--- Extracted records ---
[START]

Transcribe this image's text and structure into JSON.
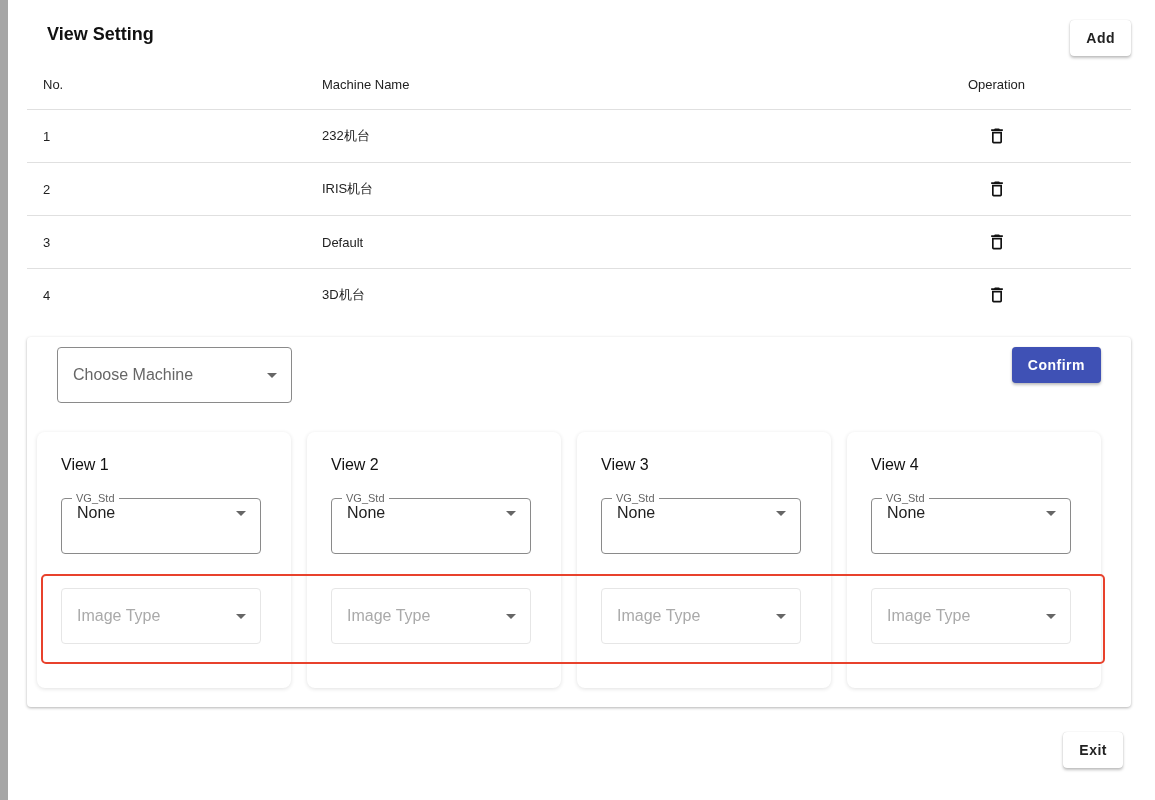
{
  "dialog": {
    "title": "View Setting",
    "add_button": "Add",
    "exit_button": "Exit"
  },
  "table": {
    "columns": [
      "No.",
      "Machine Name",
      "Operation"
    ],
    "rows": [
      {
        "no": "1",
        "name": "232机台"
      },
      {
        "no": "2",
        "name": "IRIS机台"
      },
      {
        "no": "3",
        "name": "Default"
      },
      {
        "no": "4",
        "name": "3D机台"
      }
    ]
  },
  "machine_select": {
    "placeholder": "Choose Machine"
  },
  "confirm_button": "Confirm",
  "views": [
    {
      "title": "View 1",
      "std_select": {
        "label": "VG_Std",
        "value": "None"
      },
      "image_type": {
        "placeholder": "Image Type",
        "disabled": true
      }
    },
    {
      "title": "View 2",
      "std_select": {
        "label": "VG_Std",
        "value": "None"
      },
      "image_type": {
        "placeholder": "Image Type",
        "disabled": true
      }
    },
    {
      "title": "View 3",
      "std_select": {
        "label": "VG_Std",
        "value": "None"
      },
      "image_type": {
        "placeholder": "Image Type",
        "disabled": true
      }
    },
    {
      "title": "View 4",
      "std_select": {
        "label": "VG_Std",
        "value": "None"
      },
      "image_type": {
        "placeholder": "Image Type",
        "disabled": true
      }
    }
  ],
  "annotation": {
    "kind": "rectangle",
    "color": "#e8412c"
  }
}
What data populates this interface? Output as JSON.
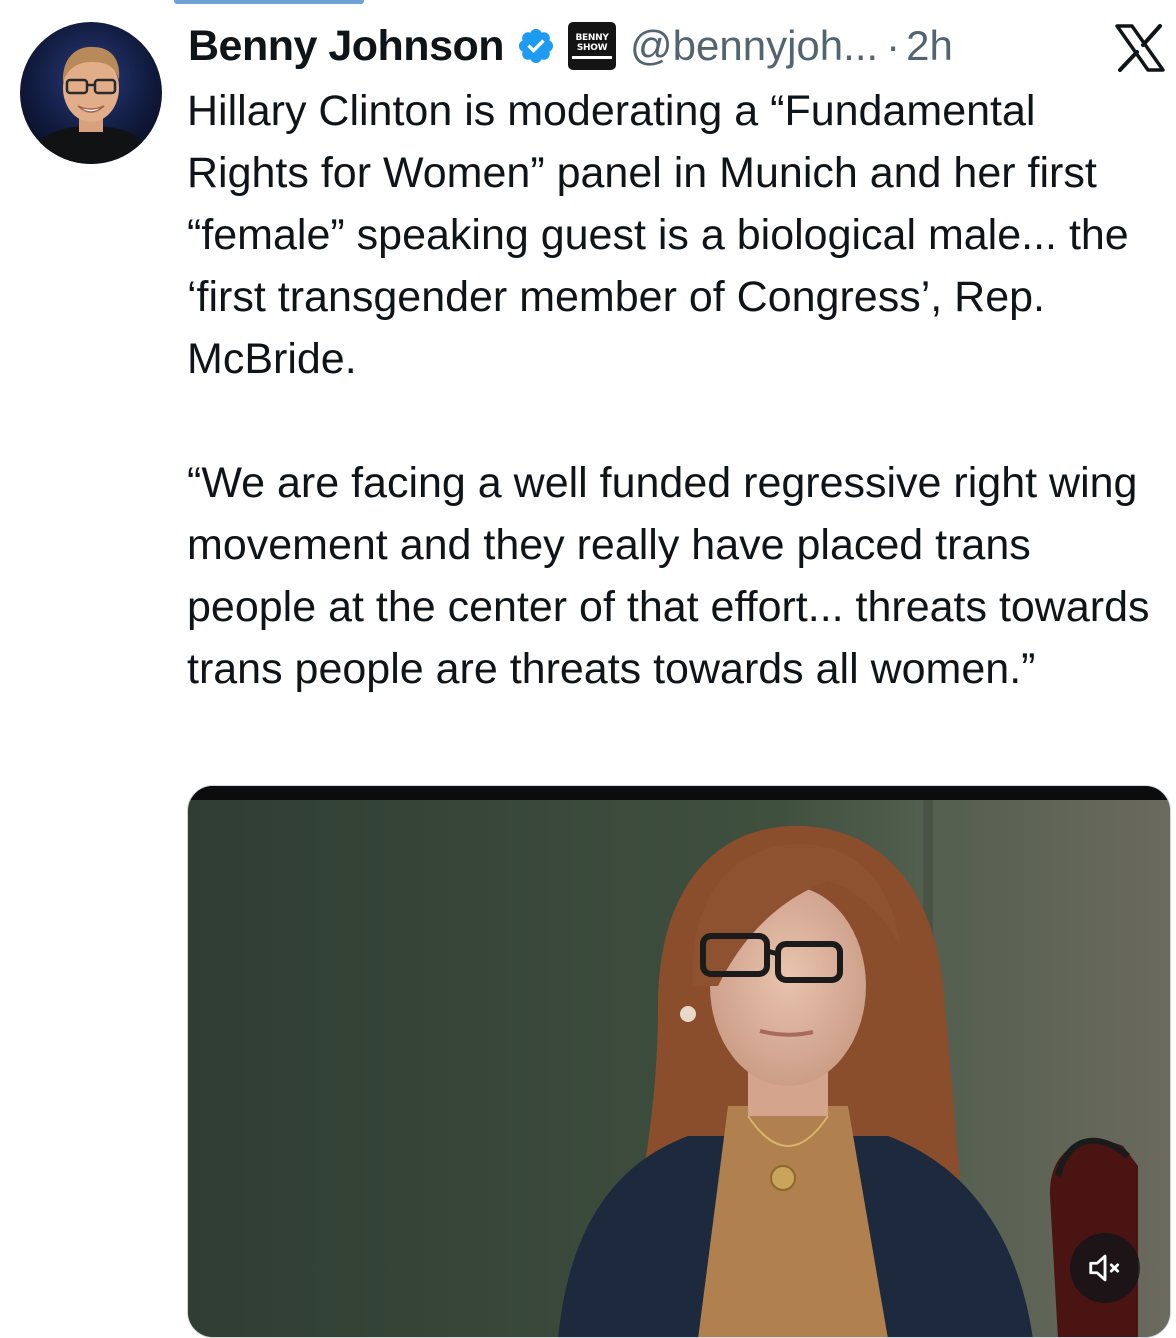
{
  "tweet": {
    "author": {
      "display_name": "Benny Johnson",
      "handle": "@bennyjoh...",
      "verified_color": "#1d9bf0",
      "affiliate_badge": {
        "line1": "BENNY",
        "line2": "SHOW"
      }
    },
    "separator": "·",
    "time": "2h",
    "text": "Hillary Clinton is moderating a “Fundamental Rights for Women” panel in Munich and her first “female” speaking guest is a biological male... the ‘first transgender member of Congress’, Rep. McBride.\n\n“We are facing a well funded regressive right wing movement and they really have placed trans people at the center of that effort... threats towards trans people are threats towards all women.”",
    "media": {
      "type": "video",
      "mute_icon": "volume-muted-icon"
    }
  },
  "icons": {
    "platform": "x-logo-icon",
    "verified": "verified-badge-icon"
  },
  "colors": {
    "text": "#0f1419",
    "secondary": "#536471",
    "accent": "#1d9bf0"
  }
}
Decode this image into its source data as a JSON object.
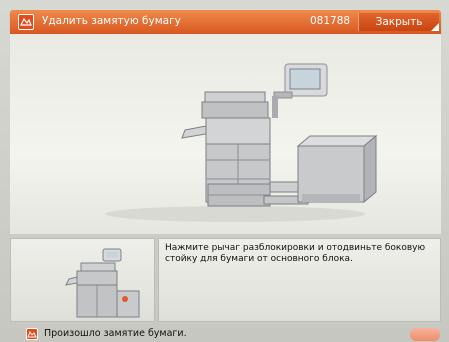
{
  "header": {
    "title": "Удалить замятую бумагу",
    "job_number": "081788",
    "close_label": "Закрыть",
    "accent_color": "#d8571f"
  },
  "illustration": {
    "icon": "printer-with-paper-deck-illustration"
  },
  "instruction": {
    "text": "Нажмите рычаг разблокировки и отодвиньте боковую стойку для бумаги от основного блока."
  },
  "status": {
    "message": "Произошло замятие бумаги.",
    "icon": "paper-jam-icon"
  }
}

[END]

--- TASK PROMPT ---
Say how many lines of the data hold the string "paper". Reply with the number alone.

--- THE SOLUTION ---
2